CHALLENGE – Search the listing below for the string "time" and copy every line where it occurs.

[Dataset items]
++++++++++

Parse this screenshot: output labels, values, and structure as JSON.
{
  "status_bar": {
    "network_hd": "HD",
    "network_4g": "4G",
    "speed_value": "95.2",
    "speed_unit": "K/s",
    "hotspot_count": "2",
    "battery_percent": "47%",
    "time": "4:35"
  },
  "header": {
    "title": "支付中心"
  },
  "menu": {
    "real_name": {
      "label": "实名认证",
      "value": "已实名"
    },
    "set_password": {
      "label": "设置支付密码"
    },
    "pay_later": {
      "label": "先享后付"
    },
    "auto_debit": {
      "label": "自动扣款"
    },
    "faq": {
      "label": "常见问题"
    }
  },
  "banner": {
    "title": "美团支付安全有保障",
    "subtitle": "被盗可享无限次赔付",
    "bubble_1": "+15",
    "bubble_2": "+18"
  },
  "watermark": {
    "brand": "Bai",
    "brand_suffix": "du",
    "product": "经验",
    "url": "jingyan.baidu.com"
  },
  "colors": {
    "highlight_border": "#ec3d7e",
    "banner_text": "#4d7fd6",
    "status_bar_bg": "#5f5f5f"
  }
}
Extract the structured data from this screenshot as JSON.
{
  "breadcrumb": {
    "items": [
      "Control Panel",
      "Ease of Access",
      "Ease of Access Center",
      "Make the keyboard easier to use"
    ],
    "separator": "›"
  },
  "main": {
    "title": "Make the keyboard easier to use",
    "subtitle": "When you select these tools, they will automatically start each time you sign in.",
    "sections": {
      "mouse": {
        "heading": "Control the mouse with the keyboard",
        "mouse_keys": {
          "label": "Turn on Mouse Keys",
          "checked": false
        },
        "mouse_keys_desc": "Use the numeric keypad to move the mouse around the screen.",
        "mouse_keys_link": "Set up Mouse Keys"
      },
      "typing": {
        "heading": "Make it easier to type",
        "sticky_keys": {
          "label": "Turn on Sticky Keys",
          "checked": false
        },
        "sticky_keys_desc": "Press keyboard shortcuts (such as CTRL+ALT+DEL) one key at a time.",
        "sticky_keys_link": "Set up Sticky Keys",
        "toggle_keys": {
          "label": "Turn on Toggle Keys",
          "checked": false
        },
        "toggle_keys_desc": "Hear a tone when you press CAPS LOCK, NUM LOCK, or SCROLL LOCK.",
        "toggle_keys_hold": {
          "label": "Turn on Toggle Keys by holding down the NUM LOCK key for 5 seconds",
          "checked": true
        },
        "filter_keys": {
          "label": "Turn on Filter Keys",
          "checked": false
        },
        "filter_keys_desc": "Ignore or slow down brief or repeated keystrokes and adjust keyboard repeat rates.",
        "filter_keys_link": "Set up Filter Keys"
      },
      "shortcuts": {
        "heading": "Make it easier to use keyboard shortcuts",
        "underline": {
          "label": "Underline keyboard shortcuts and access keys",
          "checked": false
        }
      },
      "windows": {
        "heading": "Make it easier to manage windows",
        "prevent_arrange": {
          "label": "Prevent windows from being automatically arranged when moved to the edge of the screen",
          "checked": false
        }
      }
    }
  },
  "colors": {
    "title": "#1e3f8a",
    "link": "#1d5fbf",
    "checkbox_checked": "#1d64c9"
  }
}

++++++++++

SOLUTION FOR THIS TASK –
    "time": "4:35"
    "subtitle": "When you select these tools, they will automatically start each time you sign in.",
        "sticky_keys_desc": "Press keyboard shortcuts (such as CTRL+ALT+DEL) one key at a time.",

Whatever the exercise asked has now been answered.